» Set problem:
Reproduce every line in the listing that contains the word "Kurs".
━━━━
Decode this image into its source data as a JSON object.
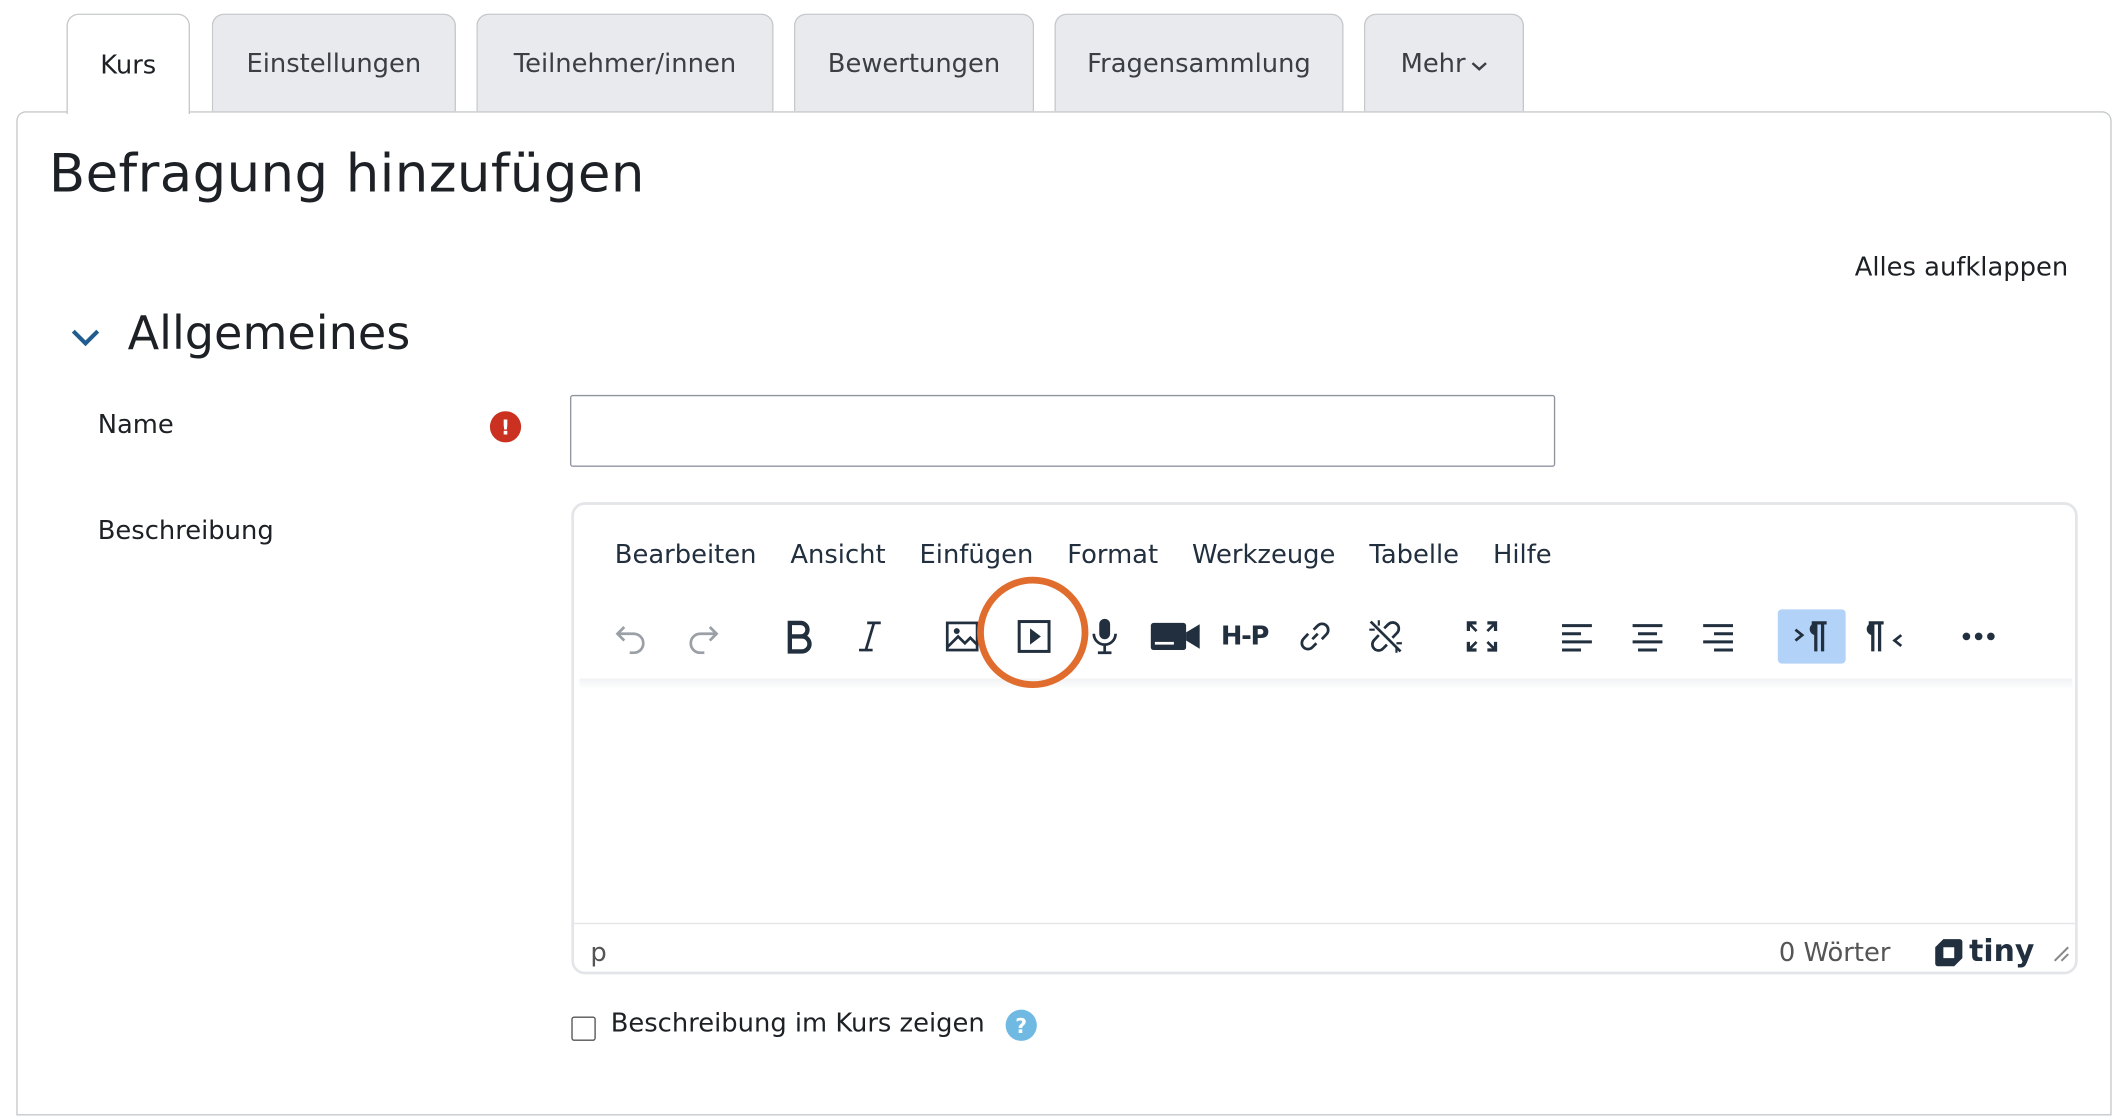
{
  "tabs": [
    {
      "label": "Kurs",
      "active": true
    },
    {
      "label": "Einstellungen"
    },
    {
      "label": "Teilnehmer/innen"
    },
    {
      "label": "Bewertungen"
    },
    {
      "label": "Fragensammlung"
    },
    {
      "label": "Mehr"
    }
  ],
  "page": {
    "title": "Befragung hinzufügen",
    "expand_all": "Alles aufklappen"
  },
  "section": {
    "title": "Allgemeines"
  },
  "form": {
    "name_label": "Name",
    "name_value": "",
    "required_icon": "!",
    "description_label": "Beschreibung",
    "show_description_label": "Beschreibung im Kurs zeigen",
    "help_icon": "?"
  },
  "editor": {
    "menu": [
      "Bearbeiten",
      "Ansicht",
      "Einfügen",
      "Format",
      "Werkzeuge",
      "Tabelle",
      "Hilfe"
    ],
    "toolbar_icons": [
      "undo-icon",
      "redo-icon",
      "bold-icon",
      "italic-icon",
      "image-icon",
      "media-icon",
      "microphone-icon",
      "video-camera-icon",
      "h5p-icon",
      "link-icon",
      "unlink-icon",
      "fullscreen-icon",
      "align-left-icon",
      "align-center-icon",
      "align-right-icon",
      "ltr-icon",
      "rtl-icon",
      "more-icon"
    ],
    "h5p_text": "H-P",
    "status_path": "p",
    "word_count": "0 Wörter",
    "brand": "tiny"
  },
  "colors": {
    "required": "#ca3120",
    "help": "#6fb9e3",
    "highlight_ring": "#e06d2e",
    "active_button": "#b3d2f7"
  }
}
━━━━
» Answer to this task:
      "label": "Kurs",
    "show_description_label": "Beschreibung im Kurs zeigen",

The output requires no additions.